Written request:
Copy whichever lines contain the string "tbllaptops".

════════════════

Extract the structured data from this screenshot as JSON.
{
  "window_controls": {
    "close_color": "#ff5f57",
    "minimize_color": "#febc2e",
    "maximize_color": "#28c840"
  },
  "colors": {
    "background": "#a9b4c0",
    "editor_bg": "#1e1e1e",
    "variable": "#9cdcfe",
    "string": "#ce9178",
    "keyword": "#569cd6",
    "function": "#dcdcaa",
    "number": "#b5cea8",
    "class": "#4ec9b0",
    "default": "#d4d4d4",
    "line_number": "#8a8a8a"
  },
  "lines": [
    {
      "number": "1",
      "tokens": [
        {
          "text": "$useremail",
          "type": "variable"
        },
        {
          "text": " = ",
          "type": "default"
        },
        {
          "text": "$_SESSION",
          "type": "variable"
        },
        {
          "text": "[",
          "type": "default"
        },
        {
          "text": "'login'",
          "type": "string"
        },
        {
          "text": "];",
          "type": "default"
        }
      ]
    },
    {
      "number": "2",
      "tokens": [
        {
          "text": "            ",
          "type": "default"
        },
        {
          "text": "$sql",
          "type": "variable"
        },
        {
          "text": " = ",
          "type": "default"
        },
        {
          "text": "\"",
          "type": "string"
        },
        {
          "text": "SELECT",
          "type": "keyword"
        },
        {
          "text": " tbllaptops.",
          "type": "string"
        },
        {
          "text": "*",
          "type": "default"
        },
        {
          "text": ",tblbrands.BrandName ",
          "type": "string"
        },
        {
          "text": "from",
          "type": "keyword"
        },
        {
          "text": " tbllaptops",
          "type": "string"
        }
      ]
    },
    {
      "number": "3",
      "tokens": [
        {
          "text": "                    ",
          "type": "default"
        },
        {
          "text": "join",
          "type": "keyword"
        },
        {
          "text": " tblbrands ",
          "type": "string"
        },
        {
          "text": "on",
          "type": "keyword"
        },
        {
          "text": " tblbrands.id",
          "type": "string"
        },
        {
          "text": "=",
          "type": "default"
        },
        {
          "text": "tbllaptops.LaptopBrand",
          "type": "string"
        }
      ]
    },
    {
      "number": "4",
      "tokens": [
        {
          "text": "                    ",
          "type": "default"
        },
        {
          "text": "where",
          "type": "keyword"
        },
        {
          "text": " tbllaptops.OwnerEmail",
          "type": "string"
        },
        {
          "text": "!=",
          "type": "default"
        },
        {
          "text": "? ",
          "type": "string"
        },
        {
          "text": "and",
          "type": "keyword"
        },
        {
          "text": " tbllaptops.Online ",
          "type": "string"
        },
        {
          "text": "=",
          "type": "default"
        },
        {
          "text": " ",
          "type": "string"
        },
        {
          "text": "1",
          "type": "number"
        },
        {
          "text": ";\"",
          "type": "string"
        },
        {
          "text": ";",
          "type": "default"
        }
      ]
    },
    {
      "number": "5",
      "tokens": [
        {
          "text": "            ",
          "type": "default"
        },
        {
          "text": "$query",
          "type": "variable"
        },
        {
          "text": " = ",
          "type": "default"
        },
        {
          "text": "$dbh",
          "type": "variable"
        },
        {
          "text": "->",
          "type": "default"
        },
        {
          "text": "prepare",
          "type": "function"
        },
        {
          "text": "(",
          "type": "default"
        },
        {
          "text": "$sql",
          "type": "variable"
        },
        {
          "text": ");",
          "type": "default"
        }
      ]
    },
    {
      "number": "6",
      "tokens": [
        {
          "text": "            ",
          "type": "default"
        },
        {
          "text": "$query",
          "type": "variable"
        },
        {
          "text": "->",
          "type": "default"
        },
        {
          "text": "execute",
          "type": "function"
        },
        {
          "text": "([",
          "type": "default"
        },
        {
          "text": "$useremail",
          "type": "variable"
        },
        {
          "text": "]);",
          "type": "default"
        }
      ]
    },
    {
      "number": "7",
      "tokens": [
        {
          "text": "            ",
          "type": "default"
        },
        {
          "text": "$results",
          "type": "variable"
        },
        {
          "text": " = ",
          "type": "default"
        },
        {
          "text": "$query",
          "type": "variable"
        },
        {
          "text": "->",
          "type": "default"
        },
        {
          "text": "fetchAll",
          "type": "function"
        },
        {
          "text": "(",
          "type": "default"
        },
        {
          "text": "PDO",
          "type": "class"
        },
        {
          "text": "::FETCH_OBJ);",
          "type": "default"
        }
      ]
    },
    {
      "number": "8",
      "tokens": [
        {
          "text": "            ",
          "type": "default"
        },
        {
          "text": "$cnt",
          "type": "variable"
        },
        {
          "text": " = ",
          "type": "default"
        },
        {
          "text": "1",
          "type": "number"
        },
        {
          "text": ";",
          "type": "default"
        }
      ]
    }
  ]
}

════════════════

Answer below:
          "text": " tbllaptops.",
          "text": " tbllaptops",
          "text": "tbllaptops.LaptopBrand",
          "text": " tbllaptops.OwnerEmail",
          "text": " tbllaptops.Online ",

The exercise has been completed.